• What is asked: Quote every line below exactly as it reads.

• Data records:
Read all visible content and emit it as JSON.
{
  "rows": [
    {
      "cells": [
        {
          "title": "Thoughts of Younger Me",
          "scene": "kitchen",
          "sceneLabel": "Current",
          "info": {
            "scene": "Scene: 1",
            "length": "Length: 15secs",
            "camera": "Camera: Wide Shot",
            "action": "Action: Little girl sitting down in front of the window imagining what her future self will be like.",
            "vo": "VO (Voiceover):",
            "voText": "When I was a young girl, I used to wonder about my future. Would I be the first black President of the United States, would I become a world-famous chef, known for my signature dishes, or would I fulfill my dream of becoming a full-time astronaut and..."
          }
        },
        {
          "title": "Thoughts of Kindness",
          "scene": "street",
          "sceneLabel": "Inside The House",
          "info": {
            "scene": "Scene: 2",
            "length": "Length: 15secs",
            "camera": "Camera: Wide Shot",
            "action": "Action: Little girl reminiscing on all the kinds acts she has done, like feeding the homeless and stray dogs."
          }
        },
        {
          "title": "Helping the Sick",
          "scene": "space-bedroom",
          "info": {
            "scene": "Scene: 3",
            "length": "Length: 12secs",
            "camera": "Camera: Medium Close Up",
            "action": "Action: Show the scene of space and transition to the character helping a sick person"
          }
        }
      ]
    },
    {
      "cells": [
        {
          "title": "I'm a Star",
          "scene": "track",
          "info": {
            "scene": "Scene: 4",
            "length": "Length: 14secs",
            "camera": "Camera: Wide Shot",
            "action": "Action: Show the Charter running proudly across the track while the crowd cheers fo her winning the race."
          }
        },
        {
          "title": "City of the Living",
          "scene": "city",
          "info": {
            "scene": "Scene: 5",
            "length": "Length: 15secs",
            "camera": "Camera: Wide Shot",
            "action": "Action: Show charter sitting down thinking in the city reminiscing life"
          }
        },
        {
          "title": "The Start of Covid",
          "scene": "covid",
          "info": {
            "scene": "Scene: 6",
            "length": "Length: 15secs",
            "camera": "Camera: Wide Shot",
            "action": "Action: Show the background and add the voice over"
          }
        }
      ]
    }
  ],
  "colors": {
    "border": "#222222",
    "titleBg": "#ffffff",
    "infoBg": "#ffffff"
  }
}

• The response:
Read all visible content and emit it as JSON.
{
  "rows": [
    {
      "cells": [
        {
          "title": "Thoughts of Younger Me",
          "scene": "kitchen",
          "sceneLabel": "Current",
          "info": {
            "scene": "Scene: 1",
            "length": "Length: 15secs",
            "camera": "Camera: Wide Shot",
            "action": "Action: Little girl sitting down in front of the window imagining what her future self will be like.",
            "vo": "VO (Voiceover):",
            "voText": "When I was a young girl, I used to wonder about my future. Would I be the first black President of the United States, would I become a world-famous chef, known for my signature dishes, or would I fulfill my dream of becoming a full-time astronaut and..."
          }
        },
        {
          "title": "Thoughts of Kindness",
          "scene": "street",
          "sceneLabel": "Inside The House",
          "info": {
            "scene": "Scene: 2",
            "length": "Length: 15secs",
            "camera": "Camera: Wide Shot",
            "action": "Action: Little girl reminiscing on all the kinds acts she has done, like feeding the homeless and stray dogs."
          }
        },
        {
          "title": "Helping the Sick",
          "scene": "space-bedroom",
          "info": {
            "scene": "Scene: 3",
            "length": "Length: 12secs",
            "camera": "Camera: Medium Close Up",
            "action": "Action: Show the scene of space and transition to the character helping a sick person"
          }
        }
      ]
    },
    {
      "cells": [
        {
          "title": "I'm a Star",
          "scene": "track",
          "info": {
            "scene": "Scene: 4",
            "length": "Length: 14secs",
            "camera": "Camera: Wide Shot",
            "action": "Action: Show the Charter running proudly across the track while the crowd cheers fo her winning the race."
          }
        },
        {
          "title": "City of the Living",
          "scene": "city",
          "info": {
            "scene": "Scene: 5",
            "length": "Length: 15secs",
            "camera": "Camera: Wide Shot",
            "action": "Action: Show charter sitting down thinking in the city reminiscing life"
          }
        },
        {
          "title": "The Start of Covid",
          "scene": "covid",
          "info": {
            "scene": "Scene: 6",
            "length": "Length: 15secs",
            "camera": "Camera: Wide Shot",
            "action": "Action: Show the background and add the voice over"
          }
        }
      ]
    }
  ],
  "colors": {
    "border": "#222222",
    "titleBg": "#ffffff",
    "infoBg": "#ffffff"
  }
}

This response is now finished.